##### SOURCE MATERIAL

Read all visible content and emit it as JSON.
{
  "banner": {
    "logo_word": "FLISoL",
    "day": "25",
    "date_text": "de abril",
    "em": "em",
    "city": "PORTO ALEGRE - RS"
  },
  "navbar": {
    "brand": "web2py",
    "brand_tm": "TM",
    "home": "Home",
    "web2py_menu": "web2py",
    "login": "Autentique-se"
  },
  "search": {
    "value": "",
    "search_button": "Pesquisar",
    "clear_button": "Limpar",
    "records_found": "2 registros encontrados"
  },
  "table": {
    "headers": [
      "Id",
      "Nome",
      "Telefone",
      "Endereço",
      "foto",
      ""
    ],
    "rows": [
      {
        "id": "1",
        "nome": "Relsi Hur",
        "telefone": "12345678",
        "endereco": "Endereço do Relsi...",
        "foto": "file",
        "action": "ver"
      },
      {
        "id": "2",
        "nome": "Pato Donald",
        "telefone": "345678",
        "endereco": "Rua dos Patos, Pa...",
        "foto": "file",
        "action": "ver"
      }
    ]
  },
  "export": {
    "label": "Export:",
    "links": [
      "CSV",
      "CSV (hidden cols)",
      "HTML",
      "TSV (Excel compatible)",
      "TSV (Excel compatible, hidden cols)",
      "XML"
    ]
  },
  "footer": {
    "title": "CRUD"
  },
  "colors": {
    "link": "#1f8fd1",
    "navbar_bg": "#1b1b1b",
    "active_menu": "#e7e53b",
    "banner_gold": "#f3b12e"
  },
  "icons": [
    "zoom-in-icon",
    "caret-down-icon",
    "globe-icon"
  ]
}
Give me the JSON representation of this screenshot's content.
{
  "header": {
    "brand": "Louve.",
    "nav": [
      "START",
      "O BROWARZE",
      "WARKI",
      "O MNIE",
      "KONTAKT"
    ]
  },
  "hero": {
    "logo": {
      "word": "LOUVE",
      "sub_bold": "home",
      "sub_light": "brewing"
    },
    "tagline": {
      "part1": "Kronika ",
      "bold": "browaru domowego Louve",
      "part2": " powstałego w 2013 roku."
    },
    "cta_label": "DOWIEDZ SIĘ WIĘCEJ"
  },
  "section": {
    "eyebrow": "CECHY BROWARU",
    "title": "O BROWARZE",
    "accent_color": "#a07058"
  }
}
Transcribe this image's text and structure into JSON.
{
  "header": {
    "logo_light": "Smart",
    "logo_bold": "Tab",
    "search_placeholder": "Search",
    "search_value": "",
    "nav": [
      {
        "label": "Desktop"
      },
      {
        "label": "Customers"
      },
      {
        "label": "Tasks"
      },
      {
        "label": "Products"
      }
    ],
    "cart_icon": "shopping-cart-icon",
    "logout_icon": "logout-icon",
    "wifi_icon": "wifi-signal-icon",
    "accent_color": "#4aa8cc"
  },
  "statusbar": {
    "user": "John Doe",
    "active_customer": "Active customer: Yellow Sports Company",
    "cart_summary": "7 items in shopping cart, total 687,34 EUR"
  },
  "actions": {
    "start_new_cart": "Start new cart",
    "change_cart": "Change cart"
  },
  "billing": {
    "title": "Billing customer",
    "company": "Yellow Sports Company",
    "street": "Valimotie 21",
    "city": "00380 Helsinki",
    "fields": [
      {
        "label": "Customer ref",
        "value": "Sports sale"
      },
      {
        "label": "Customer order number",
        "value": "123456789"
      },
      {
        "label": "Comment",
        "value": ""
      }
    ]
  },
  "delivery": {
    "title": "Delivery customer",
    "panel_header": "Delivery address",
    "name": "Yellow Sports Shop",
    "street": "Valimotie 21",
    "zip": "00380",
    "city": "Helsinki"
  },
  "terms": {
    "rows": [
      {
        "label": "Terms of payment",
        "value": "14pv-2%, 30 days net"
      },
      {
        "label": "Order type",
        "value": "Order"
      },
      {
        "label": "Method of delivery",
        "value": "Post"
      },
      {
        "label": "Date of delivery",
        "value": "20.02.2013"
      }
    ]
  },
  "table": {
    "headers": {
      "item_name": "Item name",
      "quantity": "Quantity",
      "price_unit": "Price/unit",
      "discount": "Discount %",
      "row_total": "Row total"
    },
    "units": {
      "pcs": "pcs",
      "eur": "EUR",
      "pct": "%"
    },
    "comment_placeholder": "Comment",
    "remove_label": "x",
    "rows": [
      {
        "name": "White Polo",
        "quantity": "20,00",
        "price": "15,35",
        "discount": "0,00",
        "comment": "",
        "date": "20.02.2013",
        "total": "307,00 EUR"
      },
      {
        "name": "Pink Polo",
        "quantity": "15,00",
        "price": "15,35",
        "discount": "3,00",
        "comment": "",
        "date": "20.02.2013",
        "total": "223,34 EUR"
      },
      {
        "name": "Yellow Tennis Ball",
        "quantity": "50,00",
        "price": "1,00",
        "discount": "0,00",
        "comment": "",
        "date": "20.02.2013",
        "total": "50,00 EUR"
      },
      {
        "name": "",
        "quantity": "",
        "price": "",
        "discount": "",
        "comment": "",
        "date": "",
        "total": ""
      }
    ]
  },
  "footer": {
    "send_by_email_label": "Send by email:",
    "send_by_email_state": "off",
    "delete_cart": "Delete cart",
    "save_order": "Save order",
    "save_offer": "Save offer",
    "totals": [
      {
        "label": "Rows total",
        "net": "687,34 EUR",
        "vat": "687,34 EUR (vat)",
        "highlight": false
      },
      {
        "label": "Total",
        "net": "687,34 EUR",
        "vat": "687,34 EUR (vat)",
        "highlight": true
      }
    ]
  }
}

##########

[REQUIREMENTS] Repeat the records above exactly as they appear.

[COMPLETED EXERCISE]
Read all visible content and emit it as JSON.
{
  "banner": {
    "logo_word": "FLISoL",
    "day": "25",
    "date_text": "de abril",
    "em": "em",
    "city": "PORTO ALEGRE - RS"
  },
  "navbar": {
    "brand": "web2py",
    "brand_tm": "TM",
    "home": "Home",
    "web2py_menu": "web2py",
    "login": "Autentique-se"
  },
  "search": {
    "value": "",
    "search_button": "Pesquisar",
    "clear_button": "Limpar",
    "records_found": "2 registros encontrados"
  },
  "table": {
    "headers": [
      "Id",
      "Nome",
      "Telefone",
      "Endereço",
      "foto",
      ""
    ],
    "rows": [
      {
        "id": "1",
        "nome": "Relsi Hur",
        "telefone": "12345678",
        "endereco": "Endereço do Relsi...",
        "foto": "file",
        "action": "ver"
      },
      {
        "id": "2",
        "nome": "Pato Donald",
        "telefone": "345678",
        "endereco": "Rua dos Patos, Pa...",
        "foto": "file",
        "action": "ver"
      }
    ]
  },
  "export": {
    "label": "Export:",
    "links": [
      "CSV",
      "CSV (hidden cols)",
      "HTML",
      "TSV (Excel compatible)",
      "TSV (Excel compatible, hidden cols)",
      "XML"
    ]
  },
  "footer": {
    "title": "CRUD"
  },
  "colors": {
    "link": "#1f8fd1",
    "navbar_bg": "#1b1b1b",
    "active_menu": "#e7e53b",
    "banner_gold": "#f3b12e"
  },
  "icons": [
    "zoom-in-icon",
    "caret-down-icon",
    "globe-icon"
  ]
}
Give me the JSON representation of this screenshot's content.
{
  "header": {
    "brand": "Louve.",
    "nav": [
      "START",
      "O BROWARZE",
      "WARKI",
      "O MNIE",
      "KONTAKT"
    ]
  },
  "hero": {
    "logo": {
      "word": "LOUVE",
      "sub_bold": "home",
      "sub_light": "brewing"
    },
    "tagline": {
      "part1": "Kronika ",
      "bold": "browaru domowego Louve",
      "part2": " powstałego w 2013 roku."
    },
    "cta_label": "DOWIEDZ SIĘ WIĘCEJ"
  },
  "section": {
    "eyebrow": "CECHY BROWARU",
    "title": "O BROWARZE",
    "accent_color": "#a07058"
  }
}
Transcribe this image's text and structure into JSON.
{
  "header": {
    "logo_light": "Smart",
    "logo_bold": "Tab",
    "search_placeholder": "Search",
    "search_value": "",
    "nav": [
      {
        "label": "Desktop"
      },
      {
        "label": "Customers"
      },
      {
        "label": "Tasks"
      },
      {
        "label": "Products"
      }
    ],
    "cart_icon": "shopping-cart-icon",
    "logout_icon": "logout-icon",
    "wifi_icon": "wifi-signal-icon",
    "accent_color": "#4aa8cc"
  },
  "statusbar": {
    "user": "John Doe",
    "active_customer": "Active customer: Yellow Sports Company",
    "cart_summary": "7 items in shopping cart, total 687,34 EUR"
  },
  "actions": {
    "start_new_cart": "Start new cart",
    "change_cart": "Change cart"
  },
  "billing": {
    "title": "Billing customer",
    "company": "Yellow Sports Company",
    "street": "Valimotie 21",
    "city": "00380 Helsinki",
    "fields": [
      {
        "label": "Customer ref",
        "value": "Sports sale"
      },
      {
        "label": "Customer order number",
        "value": "123456789"
      },
      {
        "label": "Comment",
        "value": ""
      }
    ]
  },
  "delivery": {
    "title": "Delivery customer",
    "panel_header": "Delivery address",
    "name": "Yellow Sports Shop",
    "street": "Valimotie 21",
    "zip": "00380",
    "city": "Helsinki"
  },
  "terms": {
    "rows": [
      {
        "label": "Terms of payment",
        "value": "14pv-2%, 30 days net"
      },
      {
        "label": "Order type",
        "value": "Order"
      },
      {
        "label": "Method of delivery",
        "value": "Post"
      },
      {
        "label": "Date of delivery",
        "value": "20.02.2013"
      }
    ]
  },
  "table": {
    "headers": {
      "item_name": "Item name",
      "quantity": "Quantity",
      "price_unit": "Price/unit",
      "discount": "Discount %",
      "row_total": "Row total"
    },
    "units": {
      "pcs": "pcs",
      "eur": "EUR",
      "pct": "%"
    },
    "comment_placeholder": "Comment",
    "remove_label": "x",
    "rows": [
      {
        "name": "White Polo",
        "quantity": "20,00",
        "price": "15,35",
        "discount": "0,00",
        "comment": "",
        "date": "20.02.2013",
        "total": "307,00 EUR"
      },
      {
        "name": "Pink Polo",
        "quantity": "15,00",
        "price": "15,35",
        "discount": "3,00",
        "comment": "",
        "date": "20.02.2013",
        "total": "223,34 EUR"
      },
      {
        "name": "Yellow Tennis Ball",
        "quantity": "50,00",
        "price": "1,00",
        "discount": "0,00",
        "comment": "",
        "date": "20.02.2013",
        "total": "50,00 EUR"
      },
      {
        "name": "",
        "quantity": "",
        "price": "",
        "discount": "",
        "comment": "",
        "date": "",
        "total": ""
      }
    ]
  },
  "footer": {
    "send_by_email_label": "Send by email:",
    "send_by_email_state": "off",
    "delete_cart": "Delete cart",
    "save_order": "Save order",
    "save_offer": "Save offer",
    "totals": [
      {
        "label": "Rows total",
        "net": "687,34 EUR",
        "vat": "687,34 EUR (vat)",
        "highlight": false
      },
      {
        "label": "Total",
        "net": "687,34 EUR",
        "vat": "687,34 EUR (vat)",
        "highlight": true
      }
    ]
  }
}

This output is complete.